• Exercise
Copy the listing verbatim, excluding any images found in it.

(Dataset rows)

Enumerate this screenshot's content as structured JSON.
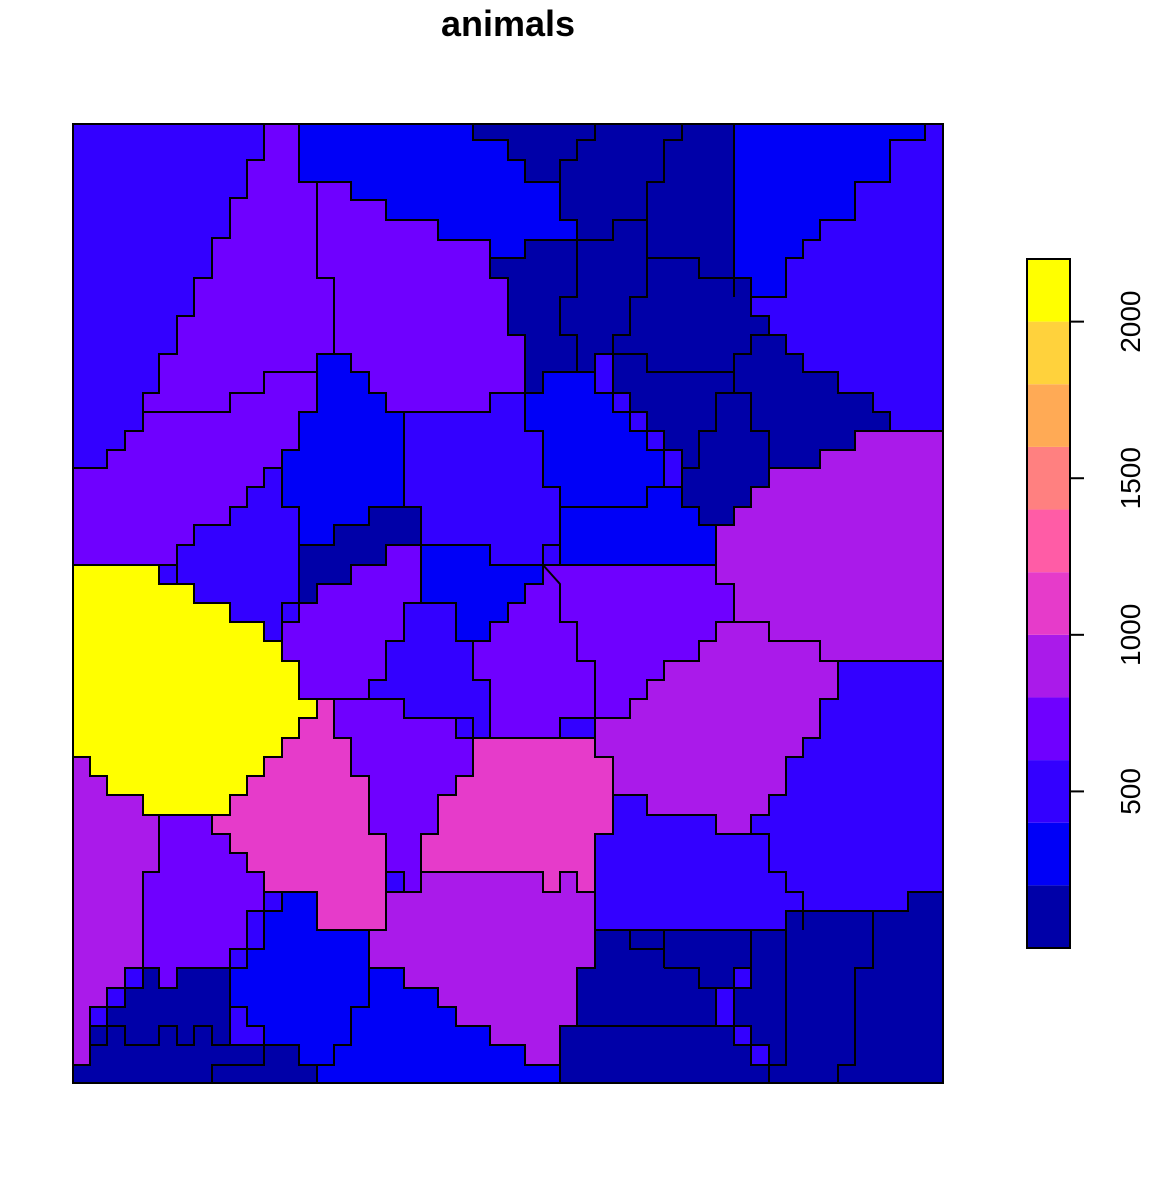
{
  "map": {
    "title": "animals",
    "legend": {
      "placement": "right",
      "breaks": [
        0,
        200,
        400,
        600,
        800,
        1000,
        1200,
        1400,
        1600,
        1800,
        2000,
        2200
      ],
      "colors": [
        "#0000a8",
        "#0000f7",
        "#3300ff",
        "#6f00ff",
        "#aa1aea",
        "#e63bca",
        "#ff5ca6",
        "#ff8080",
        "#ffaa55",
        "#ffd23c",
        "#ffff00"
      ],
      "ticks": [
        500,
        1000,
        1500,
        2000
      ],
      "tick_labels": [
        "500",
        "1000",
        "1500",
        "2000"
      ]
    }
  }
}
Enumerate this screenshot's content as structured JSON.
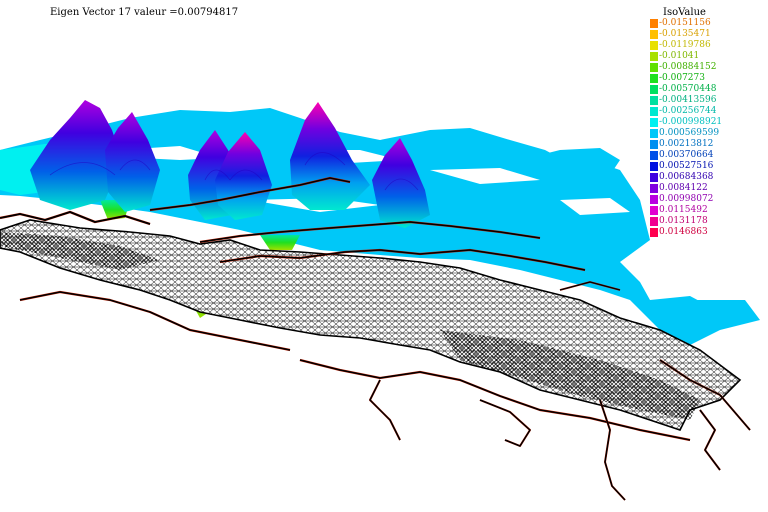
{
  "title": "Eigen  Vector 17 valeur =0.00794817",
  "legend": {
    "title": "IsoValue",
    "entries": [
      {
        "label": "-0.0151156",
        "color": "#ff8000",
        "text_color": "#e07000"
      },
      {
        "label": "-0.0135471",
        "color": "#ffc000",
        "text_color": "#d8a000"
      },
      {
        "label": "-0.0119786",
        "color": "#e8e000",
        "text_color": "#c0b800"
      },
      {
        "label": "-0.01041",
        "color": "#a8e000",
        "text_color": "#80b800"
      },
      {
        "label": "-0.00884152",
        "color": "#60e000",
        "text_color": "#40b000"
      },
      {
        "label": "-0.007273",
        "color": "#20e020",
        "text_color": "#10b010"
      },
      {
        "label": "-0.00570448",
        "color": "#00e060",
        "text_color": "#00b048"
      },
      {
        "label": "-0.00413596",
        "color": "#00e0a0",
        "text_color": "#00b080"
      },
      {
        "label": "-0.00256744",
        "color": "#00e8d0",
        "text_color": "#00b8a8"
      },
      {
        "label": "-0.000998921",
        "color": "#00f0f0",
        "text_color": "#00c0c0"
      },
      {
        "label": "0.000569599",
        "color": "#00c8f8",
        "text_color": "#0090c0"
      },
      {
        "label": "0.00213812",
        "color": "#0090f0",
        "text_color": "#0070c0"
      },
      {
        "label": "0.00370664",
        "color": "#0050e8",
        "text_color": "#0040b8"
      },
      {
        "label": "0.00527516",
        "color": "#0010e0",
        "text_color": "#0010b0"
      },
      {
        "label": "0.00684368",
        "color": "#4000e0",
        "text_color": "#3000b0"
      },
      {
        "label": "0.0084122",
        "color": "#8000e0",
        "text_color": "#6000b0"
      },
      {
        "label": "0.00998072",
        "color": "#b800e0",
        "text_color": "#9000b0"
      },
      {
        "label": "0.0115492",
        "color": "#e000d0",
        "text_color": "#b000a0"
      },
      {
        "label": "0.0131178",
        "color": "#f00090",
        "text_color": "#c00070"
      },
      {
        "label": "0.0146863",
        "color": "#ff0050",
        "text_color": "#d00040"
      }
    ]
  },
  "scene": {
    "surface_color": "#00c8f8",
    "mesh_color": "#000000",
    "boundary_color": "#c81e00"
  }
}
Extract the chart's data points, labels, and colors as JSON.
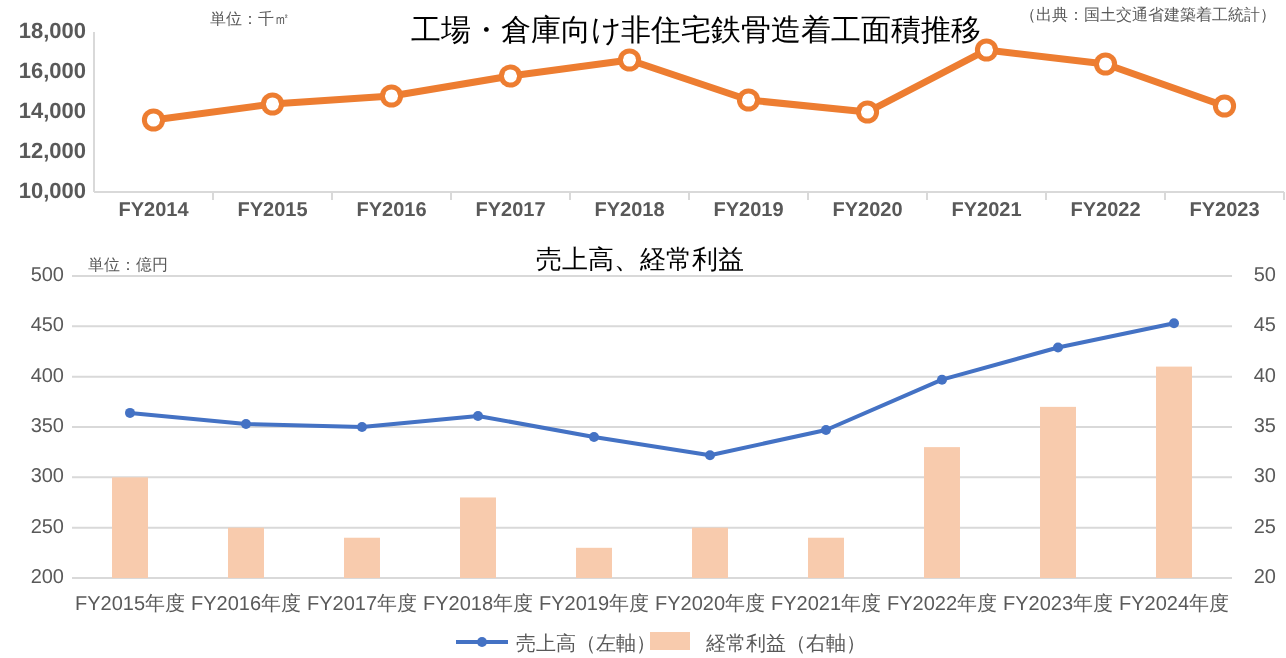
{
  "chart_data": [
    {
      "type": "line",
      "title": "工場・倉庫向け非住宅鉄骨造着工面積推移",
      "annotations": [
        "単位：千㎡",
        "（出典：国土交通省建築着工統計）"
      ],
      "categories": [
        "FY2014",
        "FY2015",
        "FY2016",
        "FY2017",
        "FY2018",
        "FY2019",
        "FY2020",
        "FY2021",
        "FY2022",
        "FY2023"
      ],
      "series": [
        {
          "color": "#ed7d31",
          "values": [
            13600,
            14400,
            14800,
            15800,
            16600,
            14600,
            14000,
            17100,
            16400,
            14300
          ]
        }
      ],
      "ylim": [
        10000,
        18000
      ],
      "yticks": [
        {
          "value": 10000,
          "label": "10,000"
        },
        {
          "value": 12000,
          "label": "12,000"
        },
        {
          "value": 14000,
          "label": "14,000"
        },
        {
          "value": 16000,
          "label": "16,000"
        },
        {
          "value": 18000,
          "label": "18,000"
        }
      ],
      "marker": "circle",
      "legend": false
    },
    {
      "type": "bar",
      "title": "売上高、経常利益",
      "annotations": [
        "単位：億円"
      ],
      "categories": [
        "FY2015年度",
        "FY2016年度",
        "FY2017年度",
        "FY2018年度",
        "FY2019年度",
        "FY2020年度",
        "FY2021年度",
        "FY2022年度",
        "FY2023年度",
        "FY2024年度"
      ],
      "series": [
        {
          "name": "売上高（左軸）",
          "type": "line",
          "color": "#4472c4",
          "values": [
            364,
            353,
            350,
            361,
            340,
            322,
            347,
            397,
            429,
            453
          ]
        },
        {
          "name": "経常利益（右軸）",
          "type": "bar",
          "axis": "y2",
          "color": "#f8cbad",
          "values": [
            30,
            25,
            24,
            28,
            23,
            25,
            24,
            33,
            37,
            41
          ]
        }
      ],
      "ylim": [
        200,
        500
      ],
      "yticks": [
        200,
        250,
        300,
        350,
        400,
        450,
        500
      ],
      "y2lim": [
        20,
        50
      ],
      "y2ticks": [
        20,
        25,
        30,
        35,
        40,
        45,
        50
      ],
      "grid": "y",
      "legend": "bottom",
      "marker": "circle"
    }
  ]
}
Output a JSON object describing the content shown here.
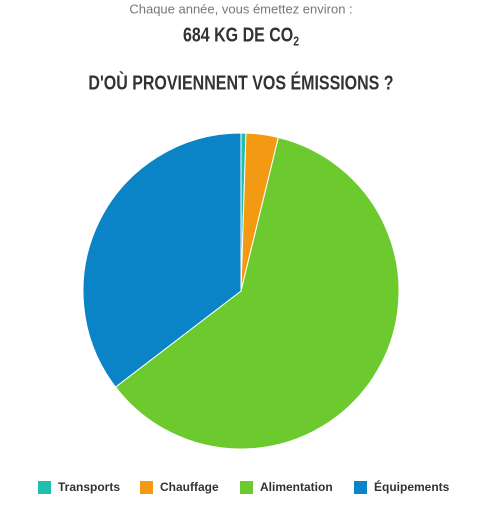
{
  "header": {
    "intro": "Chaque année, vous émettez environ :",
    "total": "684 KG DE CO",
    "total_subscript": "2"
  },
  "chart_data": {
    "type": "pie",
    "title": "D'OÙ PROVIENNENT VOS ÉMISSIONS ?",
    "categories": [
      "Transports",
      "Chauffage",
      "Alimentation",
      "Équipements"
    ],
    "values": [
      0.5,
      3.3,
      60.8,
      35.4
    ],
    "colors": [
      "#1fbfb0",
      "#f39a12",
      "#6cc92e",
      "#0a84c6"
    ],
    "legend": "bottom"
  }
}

• Exercise result
Enumerate this screenshot's content as structured JSON.
{
  "map": {
    "title": "animals",
    "legend": {
      "placement": "right",
      "breaks": [
        0,
        200,
        400,
        600,
        800,
        1000,
        1200,
        1400,
        1600,
        1800,
        2000,
        2200
      ],
      "colors": [
        "#0000a8",
        "#0000f7",
        "#3300ff",
        "#6f00ff",
        "#aa1aea",
        "#e63bca",
        "#ff5ca6",
        "#ff8080",
        "#ffaa55",
        "#ffd23c",
        "#ffff00"
      ],
      "ticks": [
        500,
        1000,
        1500,
        2000
      ],
      "tick_labels": [
        "500",
        "1000",
        "1500",
        "2000"
      ]
    }
  }
}
Enumerate this screenshot's content as structured JSON.
{
  "title": "Eigen  Vector 17 valeur =0.00794817",
  "legend": {
    "title": "IsoValue",
    "entries": [
      {
        "label": "-0.0151156",
        "color": "#ff8000",
        "text_color": "#e07000"
      },
      {
        "label": "-0.0135471",
        "color": "#ffc000",
        "text_color": "#d8a000"
      },
      {
        "label": "-0.0119786",
        "color": "#e8e000",
        "text_color": "#c0b800"
      },
      {
        "label": "-0.01041",
        "color": "#a8e000",
        "text_color": "#80b800"
      },
      {
        "label": "-0.00884152",
        "color": "#60e000",
        "text_color": "#40b000"
      },
      {
        "label": "-0.007273",
        "color": "#20e020",
        "text_color": "#10b010"
      },
      {
        "label": "-0.00570448",
        "color": "#00e060",
        "text_color": "#00b048"
      },
      {
        "label": "-0.00413596",
        "color": "#00e0a0",
        "text_color": "#00b080"
      },
      {
        "label": "-0.00256744",
        "color": "#00e8d0",
        "text_color": "#00b8a8"
      },
      {
        "label": "-0.000998921",
        "color": "#00f0f0",
        "text_color": "#00c0c0"
      },
      {
        "label": "0.000569599",
        "color": "#00c8f8",
        "text_color": "#0090c0"
      },
      {
        "label": "0.00213812",
        "color": "#0090f0",
        "text_color": "#0070c0"
      },
      {
        "label": "0.00370664",
        "color": "#0050e8",
        "text_color": "#0040b8"
      },
      {
        "label": "0.00527516",
        "color": "#0010e0",
        "text_color": "#0010b0"
      },
      {
        "label": "0.00684368",
        "color": "#4000e0",
        "text_color": "#3000b0"
      },
      {
        "label": "0.0084122",
        "color": "#8000e0",
        "text_color": "#6000b0"
      },
      {
        "label": "0.00998072",
        "color": "#b800e0",
        "text_color": "#9000b0"
      },
      {
        "label": "0.0115492",
        "color": "#e000d0",
        "text_color": "#b000a0"
      },
      {
        "label": "0.0131178",
        "color": "#f00090",
        "text_color": "#c00070"
      },
      {
        "label": "0.0146863",
        "color": "#ff0050",
        "text_color": "#d00040"
      }
    ]
  },
  "scene": {
    "surface_color": "#00c8f8",
    "mesh_color": "#000000",
    "boundary_color": "#c81e00"
  }
}
Extract the chart's data points, labels, and colors as JSON.
{
  "chart_data": [
    {
      "type": "line",
      "title": "工場・倉庫向け非住宅鉄骨造着工面積推移",
      "annotations": [
        "単位：千㎡",
        "（出典：国土交通省建築着工統計）"
      ],
      "categories": [
        "FY2014",
        "FY2015",
        "FY2016",
        "FY2017",
        "FY2018",
        "FY2019",
        "FY2020",
        "FY2021",
        "FY2022",
        "FY2023"
      ],
      "series": [
        {
          "color": "#ed7d31",
          "values": [
            13600,
            14400,
            14800,
            15800,
            16600,
            14600,
            14000,
            17100,
            16400,
            14300
          ]
        }
      ],
      "ylim": [
        10000,
        18000
      ],
      "yticks": [
        {
          "value": 10000,
          "label": "10,000"
        },
        {
          "value": 12000,
          "label": "12,000"
        },
        {
          "value": 14000,
          "label": "14,000"
        },
        {
          "value": 16000,
          "label": "16,000"
        },
        {
          "value": 18000,
          "label": "18,000"
        }
      ],
      "marker": "circle",
      "legend": false
    },
    {
      "type": "bar",
      "title": "売上高、経常利益",
      "annotations": [
        "単位：億円"
      ],
      "categories": [
        "FY2015年度",
        "FY2016年度",
        "FY2017年度",
        "FY2018年度",
        "FY2019年度",
        "FY2020年度",
        "FY2021年度",
        "FY2022年度",
        "FY2023年度",
        "FY2024年度"
      ],
      "series": [
        {
          "name": "売上高（左軸）",
          "type": "line",
          "color": "#4472c4",
          "values": [
            364,
            353,
            350,
            361,
            340,
            322,
            347,
            397,
            429,
            453
          ]
        },
        {
          "name": "経常利益（右軸）",
          "type": "bar",
          "axis": "y2",
          "color": "#f8cbad",
          "values": [
            30,
            25,
            24,
            28,
            23,
            25,
            24,
            33,
            37,
            41
          ]
        }
      ],
      "ylim": [
        200,
        500
      ],
      "yticks": [
        200,
        250,
        300,
        350,
        400,
        450,
        500
      ],
      "y2lim": [
        20,
        50
      ],
      "y2ticks": [
        20,
        25,
        30,
        35,
        40,
        45,
        50
      ],
      "grid": "y",
      "legend": "bottom",
      "marker": "circle"
    }
  ]
}
Output a JSON object describing the content shown here.
{
  "header": {
    "intro": "Chaque année, vous émettez environ :",
    "total": "684 KG DE CO",
    "total_subscript": "2"
  },
  "chart_data": {
    "type": "pie",
    "title": "D'OÙ PROVIENNENT VOS ÉMISSIONS ?",
    "categories": [
      "Transports",
      "Chauffage",
      "Alimentation",
      "Équipements"
    ],
    "values": [
      0.5,
      3.3,
      60.8,
      35.4
    ],
    "colors": [
      "#1fbfb0",
      "#f39a12",
      "#6cc92e",
      "#0a84c6"
    ],
    "legend": "bottom"
  }
}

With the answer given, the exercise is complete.